Reproduce every line of the stored entries below without any changes.
=== RECORDS SHOWN ===
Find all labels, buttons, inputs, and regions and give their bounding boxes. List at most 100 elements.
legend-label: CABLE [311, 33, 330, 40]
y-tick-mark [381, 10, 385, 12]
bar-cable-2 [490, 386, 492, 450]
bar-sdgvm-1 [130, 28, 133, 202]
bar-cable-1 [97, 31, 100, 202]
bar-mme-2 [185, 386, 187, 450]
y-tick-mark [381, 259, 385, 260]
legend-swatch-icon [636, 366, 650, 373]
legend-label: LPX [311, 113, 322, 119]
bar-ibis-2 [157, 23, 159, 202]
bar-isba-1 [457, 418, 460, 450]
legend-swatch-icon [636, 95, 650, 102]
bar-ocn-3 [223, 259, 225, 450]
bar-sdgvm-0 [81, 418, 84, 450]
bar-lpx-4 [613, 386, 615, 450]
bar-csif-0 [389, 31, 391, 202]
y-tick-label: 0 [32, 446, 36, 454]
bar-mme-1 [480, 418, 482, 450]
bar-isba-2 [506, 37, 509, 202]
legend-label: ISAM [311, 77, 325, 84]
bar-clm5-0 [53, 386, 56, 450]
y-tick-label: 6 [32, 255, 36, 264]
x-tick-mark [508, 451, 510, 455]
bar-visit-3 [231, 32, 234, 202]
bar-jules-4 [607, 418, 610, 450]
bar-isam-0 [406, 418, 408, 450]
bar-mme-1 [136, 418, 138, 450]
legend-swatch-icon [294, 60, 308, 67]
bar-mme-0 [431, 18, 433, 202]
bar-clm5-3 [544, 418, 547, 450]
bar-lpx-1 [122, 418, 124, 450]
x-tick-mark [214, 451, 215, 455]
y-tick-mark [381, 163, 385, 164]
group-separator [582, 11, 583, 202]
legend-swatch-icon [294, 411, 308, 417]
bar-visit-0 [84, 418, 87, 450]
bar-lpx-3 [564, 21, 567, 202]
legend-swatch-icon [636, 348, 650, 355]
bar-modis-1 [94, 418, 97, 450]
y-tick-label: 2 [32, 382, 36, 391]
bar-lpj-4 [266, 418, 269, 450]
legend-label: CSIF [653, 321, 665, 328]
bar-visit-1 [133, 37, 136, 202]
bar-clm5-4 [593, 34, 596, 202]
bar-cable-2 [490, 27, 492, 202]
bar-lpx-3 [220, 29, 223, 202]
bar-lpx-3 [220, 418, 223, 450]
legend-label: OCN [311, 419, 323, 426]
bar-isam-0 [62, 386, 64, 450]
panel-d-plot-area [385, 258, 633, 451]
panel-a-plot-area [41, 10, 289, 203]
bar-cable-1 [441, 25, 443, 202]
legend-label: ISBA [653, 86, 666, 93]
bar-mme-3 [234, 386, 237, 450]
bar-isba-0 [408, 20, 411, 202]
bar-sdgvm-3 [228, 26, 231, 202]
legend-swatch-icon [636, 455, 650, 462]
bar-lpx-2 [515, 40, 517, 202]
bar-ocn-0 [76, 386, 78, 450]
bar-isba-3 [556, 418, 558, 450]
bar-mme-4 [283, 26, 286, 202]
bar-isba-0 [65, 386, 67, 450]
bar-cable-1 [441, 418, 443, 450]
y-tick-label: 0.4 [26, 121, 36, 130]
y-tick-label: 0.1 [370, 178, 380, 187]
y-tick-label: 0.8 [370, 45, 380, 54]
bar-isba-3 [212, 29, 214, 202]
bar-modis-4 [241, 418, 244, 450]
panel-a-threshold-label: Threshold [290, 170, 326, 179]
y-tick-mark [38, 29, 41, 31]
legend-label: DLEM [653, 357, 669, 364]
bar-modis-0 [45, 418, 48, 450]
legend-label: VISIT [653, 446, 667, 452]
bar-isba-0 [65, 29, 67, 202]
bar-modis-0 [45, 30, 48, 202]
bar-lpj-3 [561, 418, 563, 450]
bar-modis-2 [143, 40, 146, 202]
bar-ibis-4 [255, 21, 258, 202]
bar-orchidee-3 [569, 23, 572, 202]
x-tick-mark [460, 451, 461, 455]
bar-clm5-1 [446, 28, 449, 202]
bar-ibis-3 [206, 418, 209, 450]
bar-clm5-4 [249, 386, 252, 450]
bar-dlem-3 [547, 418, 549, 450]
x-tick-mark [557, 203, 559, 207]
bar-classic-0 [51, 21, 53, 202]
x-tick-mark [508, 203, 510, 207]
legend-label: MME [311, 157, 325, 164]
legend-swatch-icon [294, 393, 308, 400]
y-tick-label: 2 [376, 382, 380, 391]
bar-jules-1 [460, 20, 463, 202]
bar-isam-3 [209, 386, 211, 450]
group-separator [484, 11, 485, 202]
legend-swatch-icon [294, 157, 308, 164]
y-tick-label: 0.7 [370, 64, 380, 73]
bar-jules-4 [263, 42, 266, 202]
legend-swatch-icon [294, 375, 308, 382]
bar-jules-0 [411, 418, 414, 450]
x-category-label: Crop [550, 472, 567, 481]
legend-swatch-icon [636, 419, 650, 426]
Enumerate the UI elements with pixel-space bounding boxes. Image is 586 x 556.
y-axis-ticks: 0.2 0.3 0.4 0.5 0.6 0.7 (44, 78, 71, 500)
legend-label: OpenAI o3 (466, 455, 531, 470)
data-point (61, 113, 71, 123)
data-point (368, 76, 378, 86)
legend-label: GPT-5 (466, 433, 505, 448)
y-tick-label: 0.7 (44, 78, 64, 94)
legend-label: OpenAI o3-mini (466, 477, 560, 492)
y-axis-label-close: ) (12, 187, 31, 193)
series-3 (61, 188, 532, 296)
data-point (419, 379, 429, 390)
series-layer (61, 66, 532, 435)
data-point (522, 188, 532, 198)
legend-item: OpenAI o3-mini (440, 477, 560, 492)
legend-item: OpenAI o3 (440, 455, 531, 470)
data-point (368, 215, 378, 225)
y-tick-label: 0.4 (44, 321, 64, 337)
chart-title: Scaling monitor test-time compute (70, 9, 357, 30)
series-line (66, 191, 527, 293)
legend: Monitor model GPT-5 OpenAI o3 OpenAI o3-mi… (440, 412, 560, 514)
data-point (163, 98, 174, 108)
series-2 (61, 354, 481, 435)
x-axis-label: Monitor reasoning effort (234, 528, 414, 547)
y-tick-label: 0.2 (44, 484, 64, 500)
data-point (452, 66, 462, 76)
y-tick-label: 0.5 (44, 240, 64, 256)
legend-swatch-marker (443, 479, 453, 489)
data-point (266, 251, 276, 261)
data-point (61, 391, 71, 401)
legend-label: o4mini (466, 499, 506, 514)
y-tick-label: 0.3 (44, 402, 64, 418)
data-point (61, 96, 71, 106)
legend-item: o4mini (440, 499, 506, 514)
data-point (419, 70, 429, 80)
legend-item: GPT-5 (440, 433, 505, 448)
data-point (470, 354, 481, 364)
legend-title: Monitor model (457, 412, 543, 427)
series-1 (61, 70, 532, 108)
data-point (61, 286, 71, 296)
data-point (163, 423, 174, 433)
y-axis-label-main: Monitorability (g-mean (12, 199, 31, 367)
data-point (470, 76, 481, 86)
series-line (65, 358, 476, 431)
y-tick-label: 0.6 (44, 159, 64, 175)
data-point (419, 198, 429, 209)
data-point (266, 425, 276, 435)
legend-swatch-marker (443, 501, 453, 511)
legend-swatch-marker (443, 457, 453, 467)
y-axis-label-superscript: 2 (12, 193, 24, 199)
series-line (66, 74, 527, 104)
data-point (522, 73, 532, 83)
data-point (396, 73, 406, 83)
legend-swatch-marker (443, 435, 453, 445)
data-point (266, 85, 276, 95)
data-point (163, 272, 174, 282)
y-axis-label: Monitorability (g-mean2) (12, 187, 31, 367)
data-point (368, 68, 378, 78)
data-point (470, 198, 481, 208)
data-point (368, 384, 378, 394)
===
RESPONSE TO THIS EXERCISE:
Find all labels, buttons, inputs, and regions and give their bounding boxes. List at most 100 elements.
legend-label: CABLE [311, 33, 330, 40]
y-tick-mark [381, 10, 385, 12]
bar-cable-2 [490, 386, 492, 450]
bar-sdgvm-1 [130, 28, 133, 202]
bar-cable-1 [97, 31, 100, 202]
bar-mme-2 [185, 386, 187, 450]
y-tick-mark [381, 259, 385, 260]
legend-swatch-icon [636, 366, 650, 373]
legend-label: LPX [311, 113, 322, 119]
bar-ibis-2 [157, 23, 159, 202]
bar-isba-1 [457, 418, 460, 450]
legend-swatch-icon [636, 95, 650, 102]
bar-ocn-3 [223, 259, 225, 450]
bar-sdgvm-0 [81, 418, 84, 450]
bar-lpx-4 [613, 386, 615, 450]
bar-csif-0 [389, 31, 391, 202]
y-tick-label: 0 [32, 446, 36, 454]
bar-mme-1 [480, 418, 482, 450]
bar-isba-2 [506, 37, 509, 202]
legend-label: ISAM [311, 77, 325, 84]
bar-clm5-0 [53, 386, 56, 450]
y-tick-label: 6 [32, 255, 36, 264]
x-tick-mark [508, 451, 510, 455]
bar-visit-3 [231, 32, 234, 202]
bar-jules-4 [607, 418, 610, 450]
bar-isam-0 [406, 418, 408, 450]
bar-mme-1 [136, 418, 138, 450]
legend-swatch-icon [294, 60, 308, 67]
bar-mme-0 [431, 18, 433, 202]
bar-clm5-3 [544, 418, 547, 450]
bar-lpx-1 [122, 418, 124, 450]
x-tick-mark [214, 451, 215, 455]
y-tick-mark [381, 163, 385, 164]
group-separator [582, 11, 583, 202]
legend-swatch-icon [294, 411, 308, 417]
bar-visit-0 [84, 418, 87, 450]
bar-lpx-3 [564, 21, 567, 202]
legend-swatch-icon [636, 348, 650, 355]
bar-modis-1 [94, 418, 97, 450]
y-tick-label: 2 [32, 382, 36, 391]
bar-lpj-4 [266, 418, 269, 450]
legend-label: CSIF [653, 321, 665, 328]
bar-visit-1 [133, 37, 136, 202]
bar-clm5-4 [593, 34, 596, 202]
bar-cable-2 [490, 27, 492, 202]
bar-lpx-3 [220, 29, 223, 202]
bar-lpx-3 [220, 418, 223, 450]
legend-label: OCN [311, 419, 323, 426]
bar-isam-0 [62, 386, 64, 450]
panel-d-plot-area [385, 258, 633, 451]
panel-a-plot-area [41, 10, 289, 203]
bar-cable-1 [441, 25, 443, 202]
legend-label: ISBA [653, 86, 666, 93]
bar-mme-3 [234, 386, 237, 450]
bar-isba-0 [408, 20, 411, 202]
bar-sdgvm-3 [228, 26, 231, 202]
legend-swatch-icon [636, 455, 650, 462]
bar-lpx-2 [515, 40, 517, 202]
bar-ocn-0 [76, 386, 78, 450]
bar-isba-3 [556, 418, 558, 450]
bar-mme-4 [283, 26, 286, 202]
bar-isba-0 [65, 386, 67, 450]
bar-cable-1 [441, 418, 443, 450]
y-tick-label: 0.4 [26, 121, 36, 130]
y-tick-label: 0.1 [370, 178, 380, 187]
y-tick-label: 0.8 [370, 45, 380, 54]
bar-isba-3 [212, 29, 214, 202]
bar-modis-4 [241, 418, 244, 450]
panel-a-threshold-label: Threshold [290, 170, 326, 179]
y-tick-mark [38, 29, 41, 31]
legend-label: DLEM [653, 357, 669, 364]
bar-modis-0 [45, 418, 48, 450]
legend-label: VISIT [653, 446, 667, 452]
bar-isba-0 [65, 29, 67, 202]
bar-modis-0 [45, 30, 48, 202]
bar-lpj-3 [561, 418, 563, 450]
bar-modis-2 [143, 40, 146, 202]
bar-ibis-4 [255, 21, 258, 202]
bar-orchidee-3 [569, 23, 572, 202]
x-tick-mark [460, 451, 461, 455]
bar-clm5-1 [446, 28, 449, 202]
bar-ibis-3 [206, 418, 209, 450]
bar-clm5-4 [249, 386, 252, 450]
bar-dlem-3 [547, 418, 549, 450]
x-tick-mark [557, 203, 559, 207]
bar-classic-0 [51, 21, 53, 202]
x-tick-mark [508, 203, 510, 207]
legend-label: MME [311, 157, 325, 164]
legend-swatch-icon [294, 393, 308, 400]
y-tick-label: 2 [376, 382, 380, 391]
bar-jules-1 [460, 20, 463, 202]
bar-isam-3 [209, 386, 211, 450]
group-separator [484, 11, 485, 202]
legend-swatch-icon [294, 157, 308, 164]
y-tick-label: 0.7 [370, 64, 380, 73]
bar-jules-4 [263, 42, 266, 202]
legend-swatch-icon [294, 375, 308, 382]
bar-jules-0 [411, 418, 414, 450]
x-category-label: Crop [550, 472, 567, 481]
legend-swatch-icon [636, 419, 650, 426]
Enumerate the UI elements with pixel-space bounding boxes. Image is 586 x 556.
y-axis-ticks: 0.2 0.3 0.4 0.5 0.6 0.7 (44, 78, 71, 500)
legend-label: OpenAI o3 (466, 455, 531, 470)
data-point (61, 113, 71, 123)
data-point (368, 76, 378, 86)
legend-label: GPT-5 (466, 433, 505, 448)
y-tick-label: 0.7 (44, 78, 64, 94)
legend-label: OpenAI o3-mini (466, 477, 560, 492)
y-axis-label-close: ) (12, 187, 31, 193)
series-3 (61, 188, 532, 296)
data-point (419, 379, 429, 390)
series-layer (61, 66, 532, 435)
data-point (522, 188, 532, 198)
legend-item: OpenAI o3-mini (440, 477, 560, 492)
legend-item: OpenAI o3 (440, 455, 531, 470)
data-point (368, 215, 378, 225)
y-tick-label: 0.4 (44, 321, 64, 337)
chart-title: Scaling monitor test-time compute (70, 9, 357, 30)
series-line (66, 191, 527, 293)
legend: Monitor model GPT-5 OpenAI o3 OpenAI o3-mi… (440, 412, 560, 514)
data-point (163, 98, 174, 108)
series-2 (61, 354, 481, 435)
x-axis-label: Monitor reasoning effort (234, 528, 414, 547)
y-tick-label: 0.2 (44, 484, 64, 500)
data-point (452, 66, 462, 76)
y-tick-label: 0.5 (44, 240, 64, 256)
legend-swatch-marker (443, 479, 453, 489)
data-point (266, 251, 276, 261)
data-point (61, 391, 71, 401)
legend-label: o4mini (466, 499, 506, 514)
y-tick-label: 0.3 (44, 402, 64, 418)
data-point (61, 96, 71, 106)
legend-item: o4mini (440, 499, 506, 514)
data-point (419, 70, 429, 80)
legend-item: GPT-5 (440, 433, 505, 448)
data-point (470, 354, 481, 364)
legend-title: Monitor model (457, 412, 543, 427)
series-1 (61, 70, 532, 108)
data-point (61, 286, 71, 296)
data-point (163, 423, 174, 433)
y-axis-label-main: Monitorability (g-mean (12, 199, 31, 367)
data-point (470, 76, 481, 86)
series-line (65, 358, 476, 431)
y-tick-label: 0.6 (44, 159, 64, 175)
data-point (419, 198, 429, 209)
data-point (266, 425, 276, 435)
legend-swatch-marker (443, 501, 453, 511)
legend-swatch-marker (443, 457, 453, 467)
y-axis-label-superscript: 2 (12, 193, 24, 199)
series-line (66, 74, 527, 104)
data-point (522, 73, 532, 83)
data-point (396, 73, 406, 83)
legend-swatch-marker (443, 435, 453, 445)
data-point (266, 85, 276, 95)
data-point (163, 272, 174, 282)
y-axis-label: Monitorability (g-mean2) (12, 187, 31, 367)
data-point (368, 68, 378, 78)
data-point (470, 198, 481, 208)
data-point (368, 384, 378, 394)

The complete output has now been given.